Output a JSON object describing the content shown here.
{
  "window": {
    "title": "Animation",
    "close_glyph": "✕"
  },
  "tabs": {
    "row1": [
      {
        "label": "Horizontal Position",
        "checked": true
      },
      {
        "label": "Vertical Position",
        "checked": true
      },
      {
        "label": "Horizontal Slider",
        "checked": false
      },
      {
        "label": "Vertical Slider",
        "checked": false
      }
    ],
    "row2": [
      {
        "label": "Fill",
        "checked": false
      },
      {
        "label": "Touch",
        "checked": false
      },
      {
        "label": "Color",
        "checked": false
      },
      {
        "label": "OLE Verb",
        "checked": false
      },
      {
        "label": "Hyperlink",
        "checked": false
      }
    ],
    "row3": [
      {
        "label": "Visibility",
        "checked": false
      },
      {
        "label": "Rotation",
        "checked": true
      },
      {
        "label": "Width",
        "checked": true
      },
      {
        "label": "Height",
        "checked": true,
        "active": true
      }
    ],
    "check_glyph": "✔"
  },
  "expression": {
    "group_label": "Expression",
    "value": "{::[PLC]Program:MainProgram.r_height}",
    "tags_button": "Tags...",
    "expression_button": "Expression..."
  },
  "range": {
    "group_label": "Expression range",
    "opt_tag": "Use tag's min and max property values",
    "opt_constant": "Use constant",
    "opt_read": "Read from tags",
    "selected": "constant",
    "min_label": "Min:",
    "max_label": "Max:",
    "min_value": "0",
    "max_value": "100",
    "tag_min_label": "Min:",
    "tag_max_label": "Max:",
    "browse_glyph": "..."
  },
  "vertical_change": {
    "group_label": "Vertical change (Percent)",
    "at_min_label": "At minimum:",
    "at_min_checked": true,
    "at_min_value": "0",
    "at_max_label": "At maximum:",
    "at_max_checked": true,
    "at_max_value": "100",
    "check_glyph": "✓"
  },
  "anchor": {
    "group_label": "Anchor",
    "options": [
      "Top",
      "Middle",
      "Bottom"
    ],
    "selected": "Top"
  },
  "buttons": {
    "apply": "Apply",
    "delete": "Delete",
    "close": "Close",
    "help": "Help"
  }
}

Short task: Set down the material above again, word for word.

Response to the task:
Output a JSON object describing the content shown here.
{
  "window": {
    "title": "Animation",
    "close_glyph": "✕"
  },
  "tabs": {
    "row1": [
      {
        "label": "Horizontal Position",
        "checked": true
      },
      {
        "label": "Vertical Position",
        "checked": true
      },
      {
        "label": "Horizontal Slider",
        "checked": false
      },
      {
        "label": "Vertical Slider",
        "checked": false
      }
    ],
    "row2": [
      {
        "label": "Fill",
        "checked": false
      },
      {
        "label": "Touch",
        "checked": false
      },
      {
        "label": "Color",
        "checked": false
      },
      {
        "label": "OLE Verb",
        "checked": false
      },
      {
        "label": "Hyperlink",
        "checked": false
      }
    ],
    "row3": [
      {
        "label": "Visibility",
        "checked": false
      },
      {
        "label": "Rotation",
        "checked": true
      },
      {
        "label": "Width",
        "checked": true
      },
      {
        "label": "Height",
        "checked": true,
        "active": true
      }
    ],
    "check_glyph": "✔"
  },
  "expression": {
    "group_label": "Expression",
    "value": "{::[PLC]Program:MainProgram.r_height}",
    "tags_button": "Tags...",
    "expression_button": "Expression..."
  },
  "range": {
    "group_label": "Expression range",
    "opt_tag": "Use tag's min and max property values",
    "opt_constant": "Use constant",
    "opt_read": "Read from tags",
    "selected": "constant",
    "min_label": "Min:",
    "max_label": "Max:",
    "min_value": "0",
    "max_value": "100",
    "tag_min_label": "Min:",
    "tag_max_label": "Max:",
    "browse_glyph": "..."
  },
  "vertical_change": {
    "group_label": "Vertical change (Percent)",
    "at_min_label": "At minimum:",
    "at_min_checked": true,
    "at_min_value": "0",
    "at_max_label": "At maximum:",
    "at_max_checked": true,
    "at_max_value": "100",
    "check_glyph": "✓"
  },
  "anchor": {
    "group_label": "Anchor",
    "options": [
      "Top",
      "Middle",
      "Bottom"
    ],
    "selected": "Top"
  },
  "buttons": {
    "apply": "Apply",
    "delete": "Delete",
    "close": "Close",
    "help": "Help"
  }
}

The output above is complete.